(Saved data entries)
----

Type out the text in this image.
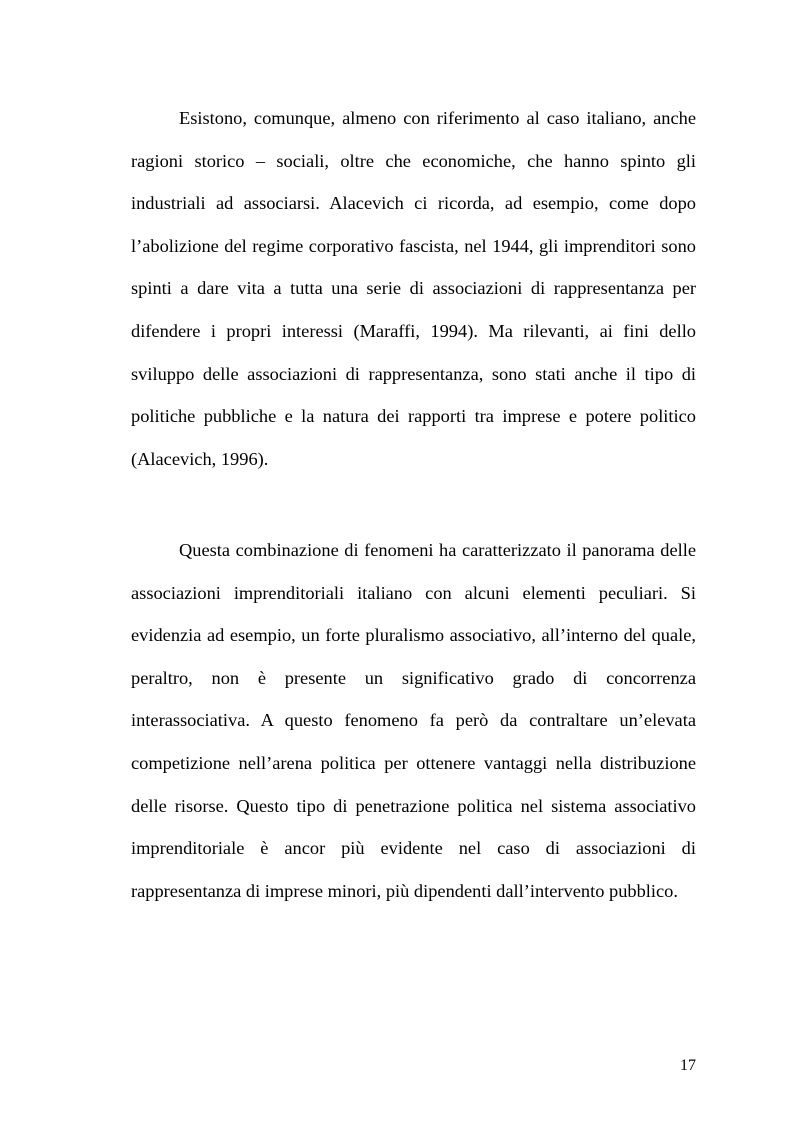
Esistono, comunque, almeno con riferimento al caso italiano, anche ragioni storico – sociali, oltre che economiche, che hanno spinto gli industriali ad associarsi. Alacevich ci ricorda, ad esempio, come dopo l’abolizione del regime corporativo fascista, nel 1944, gli imprenditori sono spinti a dare vita a tutta una serie di associazioni di rappresentanza per difendere i propri interessi (Maraffi, 1994). Ma rilevanti, ai fini dello sviluppo delle associazioni di rappresentanza, sono stati anche il tipo di politiche pubbliche e la natura dei rapporti tra imprese e potere politico (Alacevich, 1996).

Questa combinazione di fenomeni ha caratterizzato il panorama delle associazioni imprenditoriali italiano con alcuni elementi peculiari. Si evidenzia ad esempio, un forte pluralismo associativo, all’interno del quale, peraltro, non è presente un significativo grado di concorrenza interassociativa. A questo fenomeno fa però da contraltare un’elevata competizione nell’arena politica per ottenere vantaggi nella distribuzione delle risorse. Questo tipo di penetrazione politica nel sistema associativo imprenditoriale è ancor più evidente nel caso di associazioni di rappresentanza di imprese minori, più dipendenti dall’intervento pubblico.

17
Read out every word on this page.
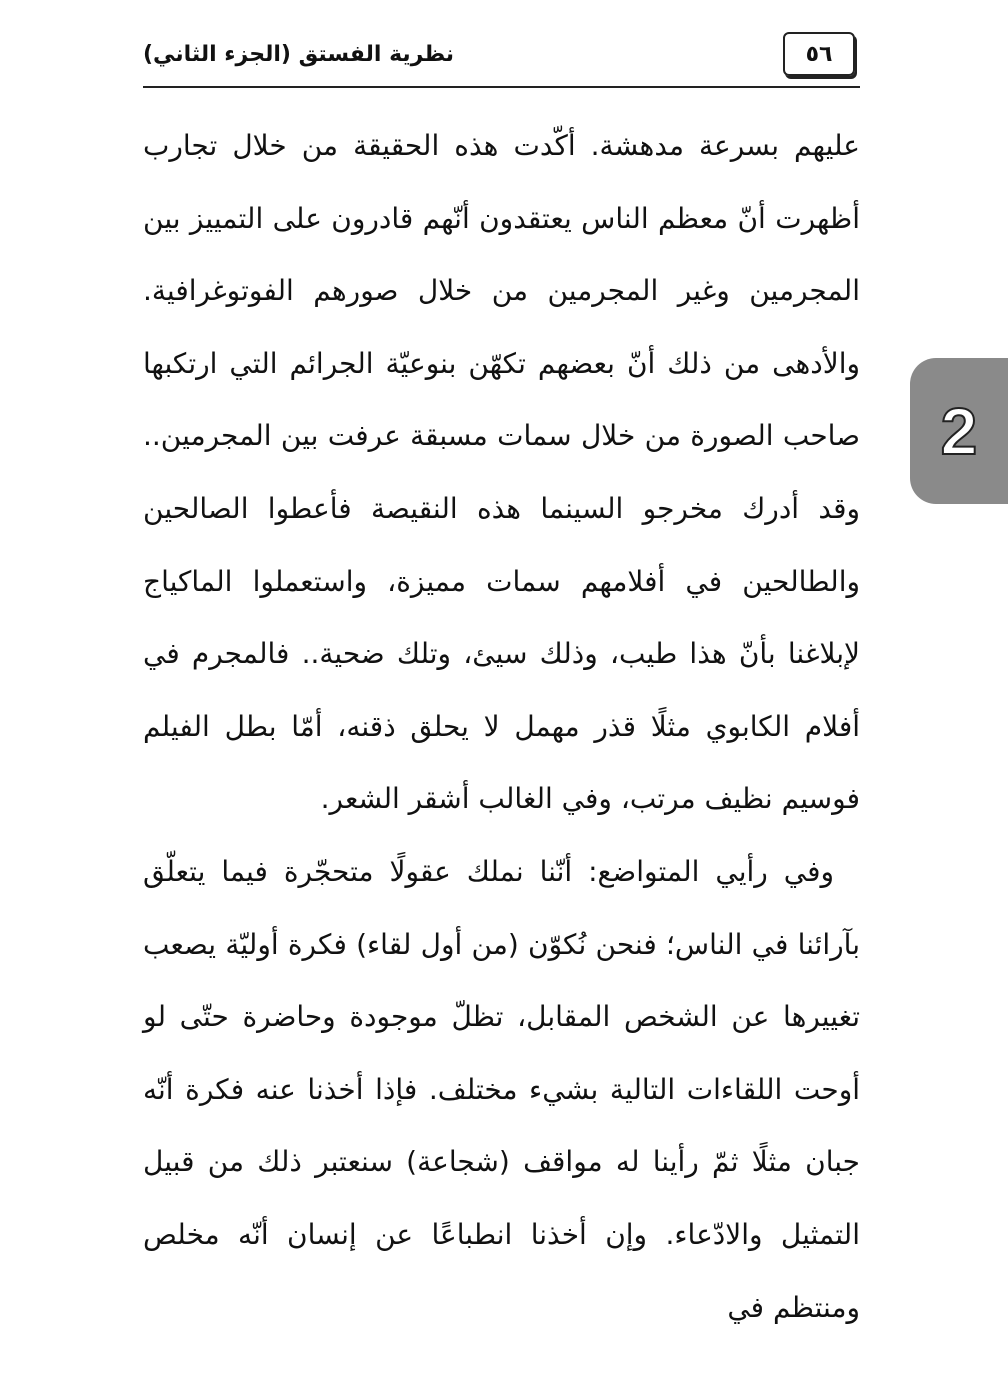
٥٦
نظرية الفستق (الجزء الثاني)

عليهم بسرعة مدهشة. أكّدت هذه الحقيقة من خلال تجارب أظهرت أنّ معظم الناس يعتقدون أنّهم قادرون على التمييز بين المجرمين وغير المجرمين من خلال صورهم الفوتوغرافية. والأدهى من ذلك أنّ بعضهم تكهّن بنوعيّة الجرائم التي ارتكبها صاحب الصورة من خلال سمات مسبقة عرفت بين المجرمين.. وقد أدرك مخرجو السينما هذه النقيصة فأعطوا الصالحين والطالحين في أفلامهم سمات مميزة، واستعملوا الماكياج لإبلاغنا بأنّ هذا طيب، وذلك سيئ، وتلك ضحية.. فالمجرم في أفلام الكابوي مثلًا قذر مهمل لا يحلق ذقنه، أمّا بطل الفيلم فوسيم نظيف مرتب، وفي الغالب أشقر الشعر.

وفي رأيي المتواضع: أنّنا نملك عقولًا متحجّرة فيما يتعلّق بآرائنا في الناس؛ فنحن نُكوّن (من أول لقاء) فكرة أوليّة يصعب تغييرها عن الشخص المقابل، تظلّ موجودة وحاضرة حتّى لو أوحت اللقاءات التالية بشيء مختلف. فإذا أخذنا عنه فكرة أنّه جبان مثلًا ثمّ رأينا له مواقف (شجاعة) سنعتبر ذلك من قبيل التمثيل والادّعاء. وإن أخذنا انطباعًا عن إنسان أنّه مخلص ومنتظم في

2
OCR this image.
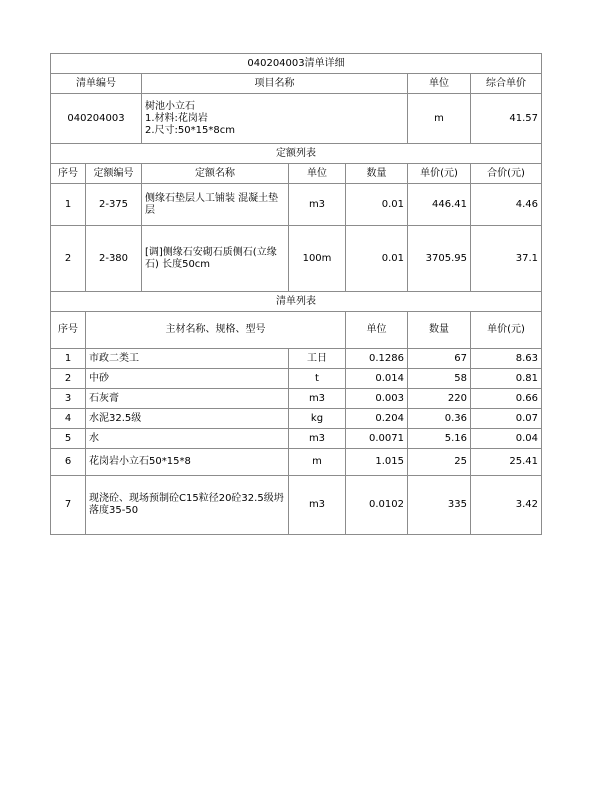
040204003清单详细							
清单编号		项目名称			单位	综合单价	
040204003		树池小立石
1.材料:花岗岩
2.尺寸:50*15*8cm			m	41.57	
定额列表							
序号	定额编号	定额名称	单位	数量	单价(元)	合价(元)	
1	2-375	侧缘石垫层人工铺装 混凝土垫层	m3	0.01	446.41	4.46	
2	2-380	[调]侧缘石安砌石质侧石(立缘石) 长度50cm	100m	0.01	3705.95	37.1	
清单列表							
序号	主材名称、规格、型号			单位	数量	单价(元)	
1	市政二类工		工日	0.1286	67	8.63	
2	中砂		t	0.014	58	0.81	
3	石灰膏		m3	0.003	220	0.66	
4	水泥32.5级		kg	0.204	0.36	0.07	
5	水		m3	0.0071	5.16	0.04	
6	花岗岩小立石50*15*8		m	1.015	25	25.41	
7	现浇砼、现场预制砼C15粒径20砼32.5级坍落度35-50		m3	0.0102	335	3.42	
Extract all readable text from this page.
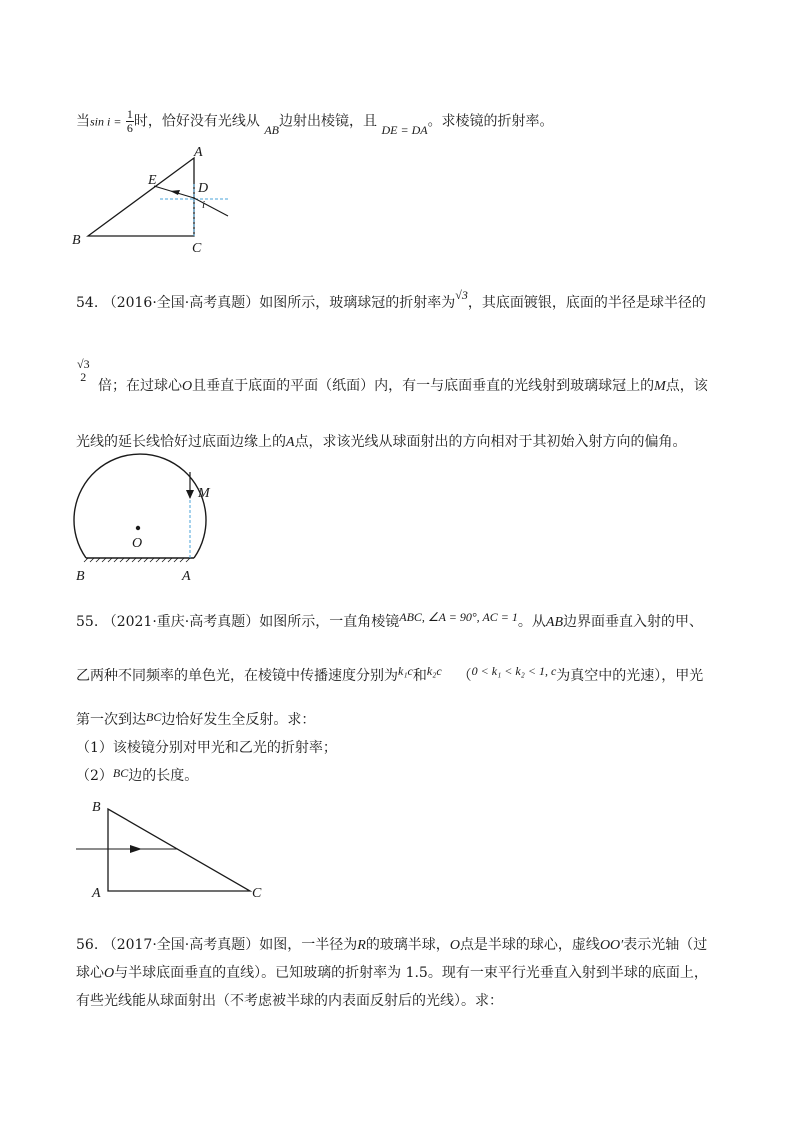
当$\sin i = \frac{1}{6}$ 时，恰好没有光线从 AB边射出棱镜，且 DE = DA。求棱镜的折射率。
A
B
C
D
E
i
54. （2016·全国·高考真题）如图所示，玻璃球冠的折射率为√3，其底面镀银，底面的半径是球半径的
√3
2
倍；在过球心O且垂直于底面的平面（纸面）内，有一与底面垂直的光线射到玻璃球冠上的M点，该
光线的延长线恰好过底面边缘上的A点，求该光线从球面射出的方向相对于其初始入射方向的偏角。
M
O
B	A
55. （2021·重庆·高考真题）如图所示，一直角棱镜ABC, ∠A = 90°, AC = 1。从AB边界面垂直入射的甲、
乙两种不同频率的单色光，在棱镜中传播速度分别为k₁c和k₂c （0 < k₁ < k₂ < 1, c为真空中的光速），甲光
第一次到达BC边恰好发生全反射。求：
（1）该棱镜分别对甲光和乙光的折射率；
（2）BC边的长度。
B
A	C
56. （2017·全国·高考真题）如图，一半径为R的玻璃半球，O点是半球的球心，虚线OO′表示光轴（过
球心O与半球底面垂直的直线）。已知玻璃的折射率为 1.5。现有一束平行光垂直入射到半球的底面上，
有些光线能从球面射出（不考虑被半球的内表面反射后的光线）。求：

----

**CHALLENGE**.
In the entries above, find each line with the word "高考真题" and show it.

**OUTPUT FOR THIS EXERCISE**.
54. （2016·全国·高考真题）如图所示，玻璃球冠的折射率为√3，其底面镀银，底面的半径是球半径的
55. （2021·重庆·高考真题）如图所示，一直角棱镜ABC, ∠A = 90°, AC = 1。从AB边界面垂直入射的甲、
56. （2017·全国·高考真题）如图，一半径为R的玻璃半球，O点是半球的球心，虚线OO′表示光轴（过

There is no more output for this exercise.